##### INPUT

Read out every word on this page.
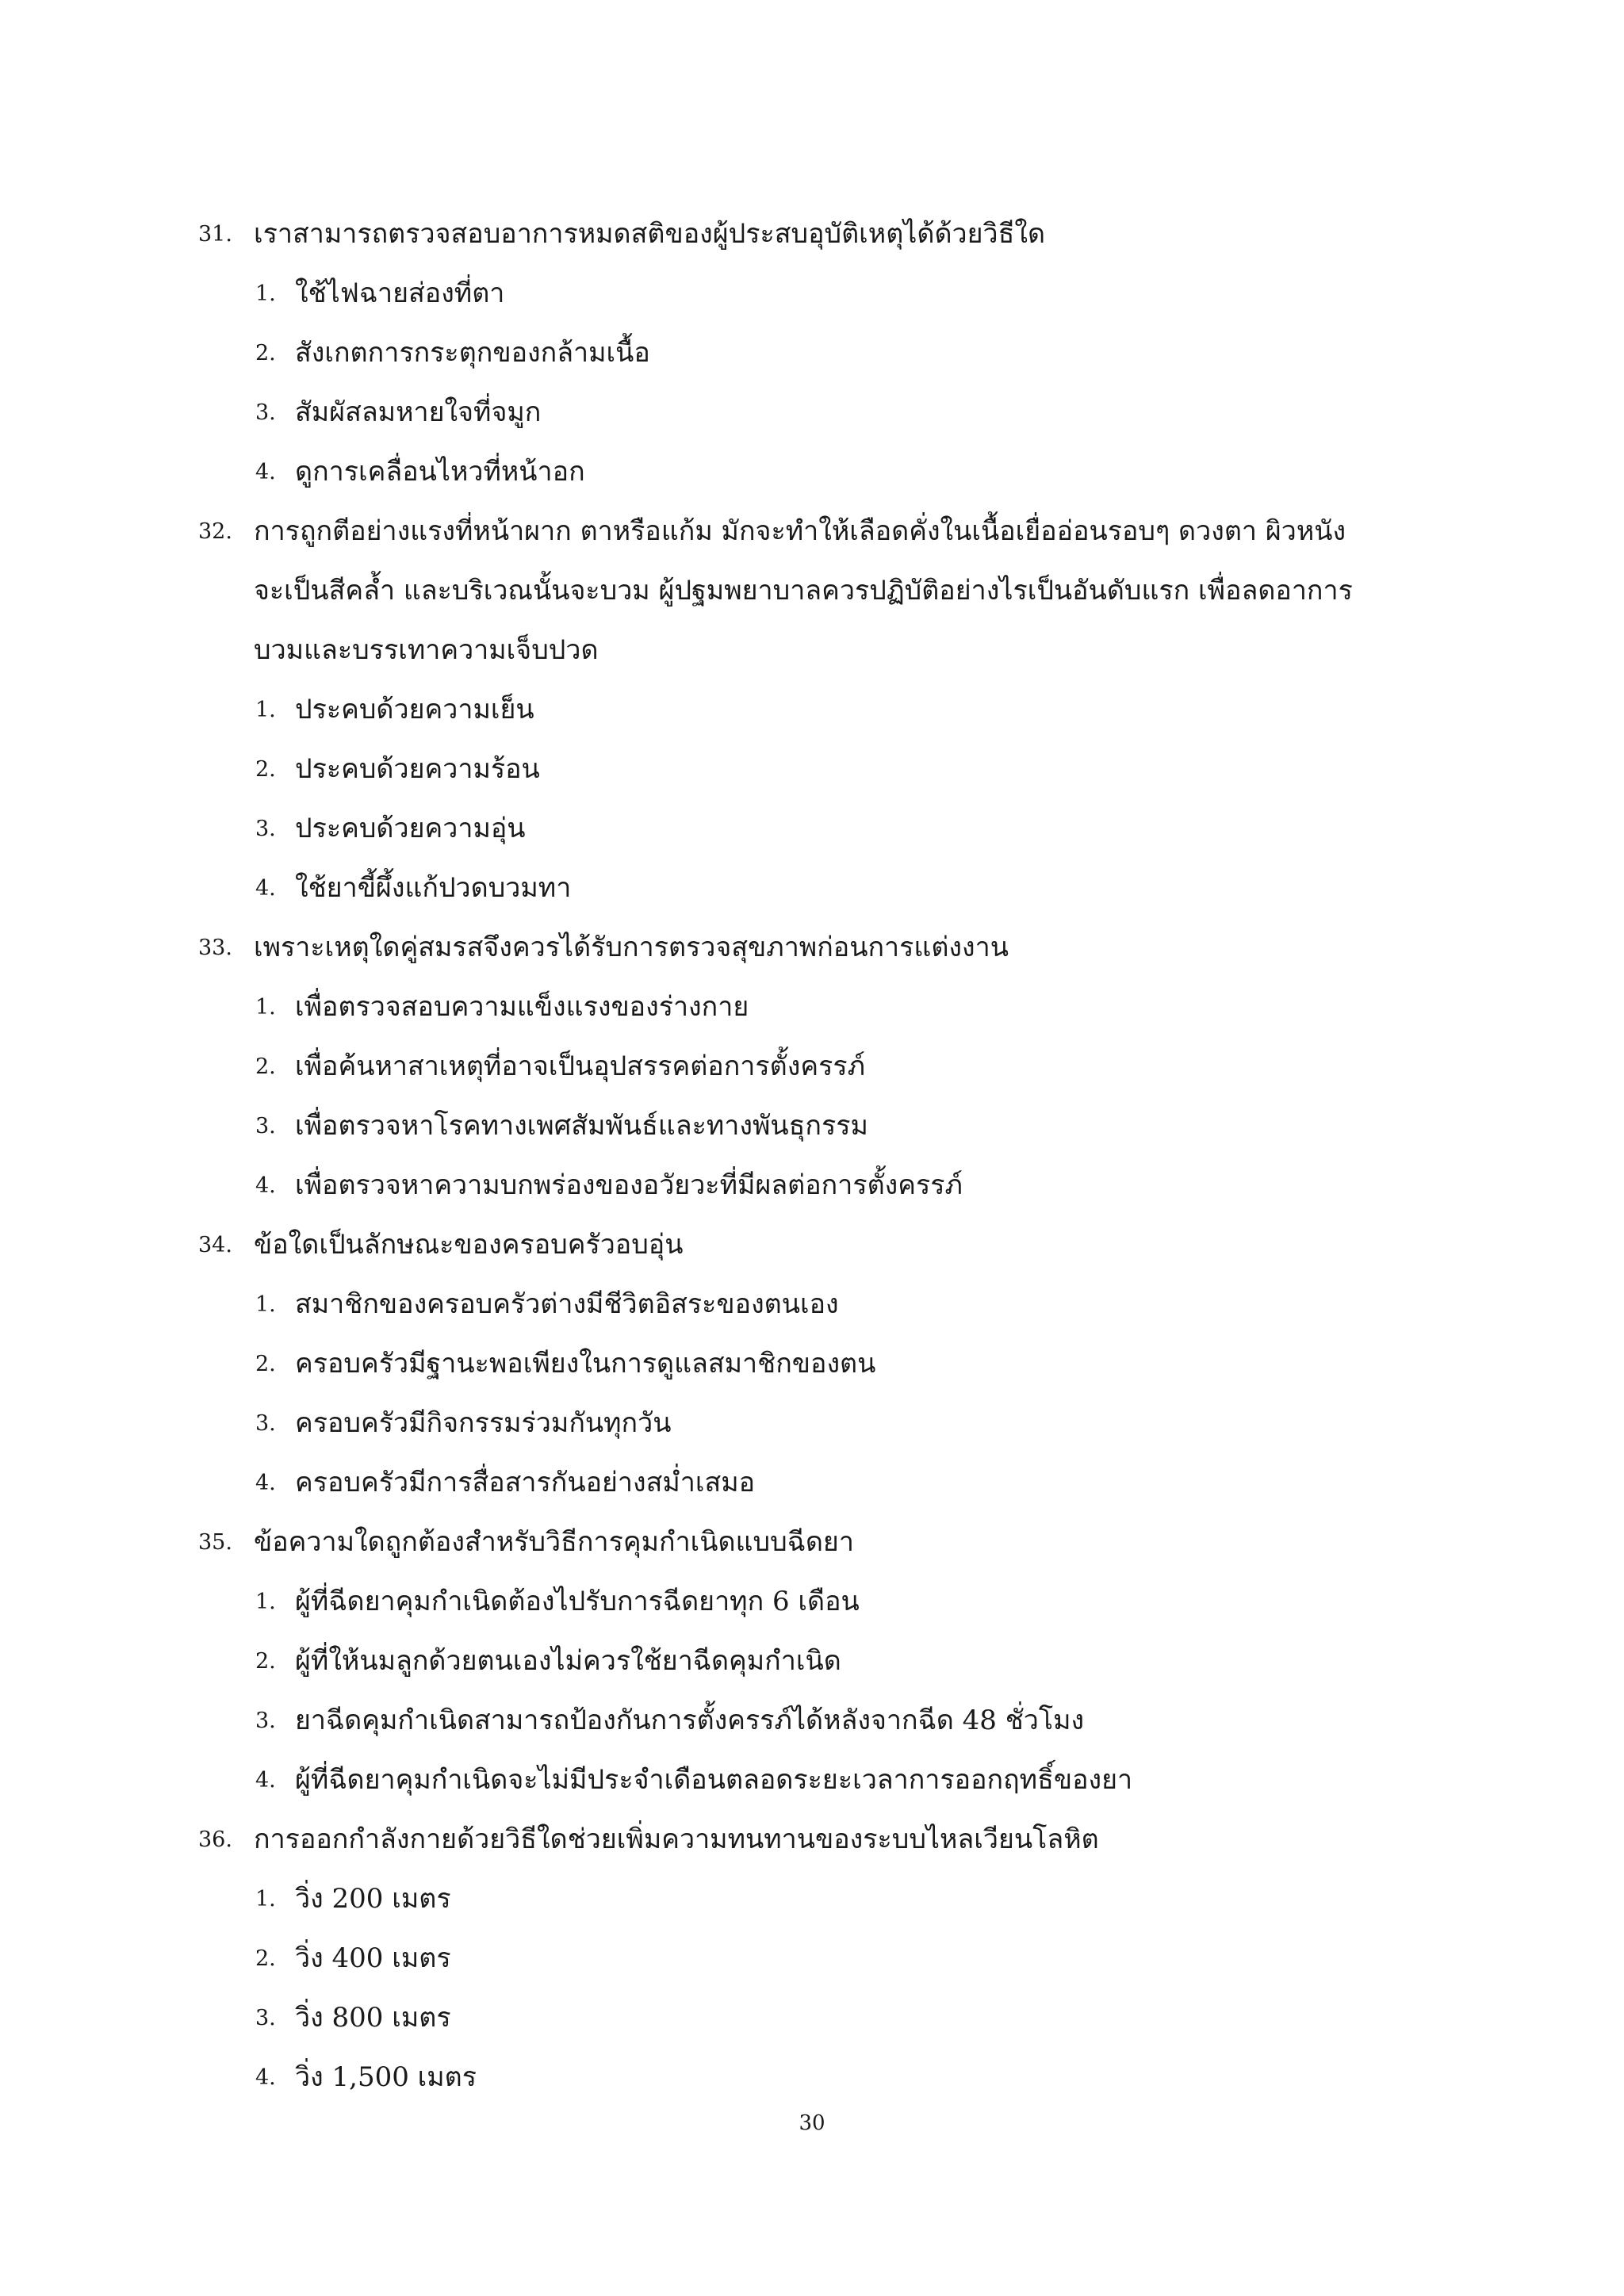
31. เราสามารถตรวจสอบอาการหมดสติของผู้ประสบอุบัติเหตุได้ด้วยวิธีใด
1. ใช้ไฟฉายส่องที่ตา
2. สังเกตการกระตุกของกล้ามเนื้อ
3. สัมผัสลมหายใจที่จมูก
4. ดูการเคลื่อนไหวที่หน้าอก
32. การถูกตีอย่างแรงที่หน้าผาก ตาหรือแก้ม มักจะทำให้เลือดคั่งในเนื้อเยื่ออ่อนรอบๆ ดวงตา ผิวหนัง
จะเป็นสีคล้ำ และบริเวณนั้นจะบวม ผู้ปฐมพยาบาลควรปฏิบัติอย่างไรเป็นอันดับแรก เพื่อลดอาการ
บวมและบรรเทาความเจ็บปวด
1. ประคบด้วยความเย็น
2. ประคบด้วยความร้อน
3. ประคบด้วยความอุ่น
4. ใช้ยาขี้ผึ้งแก้ปวดบวมทา
33. เพราะเหตุใดคู่สมรสจึงควรได้รับการตรวจสุขภาพก่อนการแต่งงาน
1. เพื่อตรวจสอบความแข็งแรงของร่างกาย
2. เพื่อค้นหาสาเหตุที่อาจเป็นอุปสรรคต่อการตั้งครรภ์
3. เพื่อตรวจหาโรคทางเพศสัมพันธ์และทางพันธุกรรม
4. เพื่อตรวจหาความบกพร่องของอวัยวะที่มีผลต่อการตั้งครรภ์
34. ข้อใดเป็นลักษณะของครอบครัวอบอุ่น
1. สมาชิกของครอบครัวต่างมีชีวิตอิสระของตนเอง
2. ครอบครัวมีฐานะพอเพียงในการดูแลสมาชิกของตน
3. ครอบครัวมีกิจกรรมร่วมกันทุกวัน
4. ครอบครัวมีการสื่อสารกันอย่างสม่ำเสมอ
35. ข้อความใดถูกต้องสำหรับวิธีการคุมกำเนิดแบบฉีดยา
1. ผู้ที่ฉีดยาคุมกำเนิดต้องไปรับการฉีดยาทุก 6 เดือน
2. ผู้ที่ให้นมลูกด้วยตนเองไม่ควรใช้ยาฉีดคุมกำเนิด
3. ยาฉีดคุมกำเนิดสามารถป้องกันการตั้งครรภ์ได้หลังจากฉีด 48 ชั่วโมง
4. ผู้ที่ฉีดยาคุมกำเนิดจะไม่มีประจำเดือนตลอดระยะเวลาการออกฤทธิ์ของยา
36. การออกกำลังกายด้วยวิธีใดช่วยเพิ่มความทนทานของระบบไหลเวียนโลหิต
1. วิ่ง 200 เมตร
2. วิ่ง 400 เมตร
3. วิ่ง 800 เมตร
4. วิ่ง 1,500 เมตร
30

##########

Transcribe the listing above verbatim. Omit the pictures.

EXPECTED ANSWER
Read out every word on this page.
31. เราสามารถตรวจสอบอาการหมดสติของผู้ประสบอุบัติเหตุได้ด้วยวิธีใด
1. ใช้ไฟฉายส่องที่ตา
2. สังเกตการกระตุกของกล้ามเนื้อ
3. สัมผัสลมหายใจที่จมูก
4. ดูการเคลื่อนไหวที่หน้าอก
32. การถูกตีอย่างแรงที่หน้าผาก ตาหรือแก้ม มักจะทำให้เลือดคั่งในเนื้อเยื่ออ่อนรอบๆ ดวงตา ผิวหนัง
จะเป็นสีคล้ำ และบริเวณนั้นจะบวม ผู้ปฐมพยาบาลควรปฏิบัติอย่างไรเป็นอันดับแรก เพื่อลดอาการ
บวมและบรรเทาความเจ็บปวด
1. ประคบด้วยความเย็น
2. ประคบด้วยความร้อน
3. ประคบด้วยความอุ่น
4. ใช้ยาขี้ผึ้งแก้ปวดบวมทา
33. เพราะเหตุใดคู่สมรสจึงควรได้รับการตรวจสุขภาพก่อนการแต่งงาน
1. เพื่อตรวจสอบความแข็งแรงของร่างกาย
2. เพื่อค้นหาสาเหตุที่อาจเป็นอุปสรรคต่อการตั้งครรภ์
3. เพื่อตรวจหาโรคทางเพศสัมพันธ์และทางพันธุกรรม
4. เพื่อตรวจหาความบกพร่องของอวัยวะที่มีผลต่อการตั้งครรภ์
34. ข้อใดเป็นลักษณะของครอบครัวอบอุ่น
1. สมาชิกของครอบครัวต่างมีชีวิตอิสระของตนเอง
2. ครอบครัวมีฐานะพอเพียงในการดูแลสมาชิกของตน
3. ครอบครัวมีกิจกรรมร่วมกันทุกวัน
4. ครอบครัวมีการสื่อสารกันอย่างสม่ำเสมอ
35. ข้อความใดถูกต้องสำหรับวิธีการคุมกำเนิดแบบฉีดยา
1. ผู้ที่ฉีดยาคุมกำเนิดต้องไปรับการฉีดยาทุก 6 เดือน
2. ผู้ที่ให้นมลูกด้วยตนเองไม่ควรใช้ยาฉีดคุมกำเนิด
3. ยาฉีดคุมกำเนิดสามารถป้องกันการตั้งครรภ์ได้หลังจากฉีด 48 ชั่วโมง
4. ผู้ที่ฉีดยาคุมกำเนิดจะไม่มีประจำเดือนตลอดระยะเวลาการออกฤทธิ์ของยา
36. การออกกำลังกายด้วยวิธีใดช่วยเพิ่มความทนทานของระบบไหลเวียนโลหิต
1. วิ่ง 200 เมตร
2. วิ่ง 400 เมตร
3. วิ่ง 800 เมตร
4. วิ่ง 1,500 เมตร
30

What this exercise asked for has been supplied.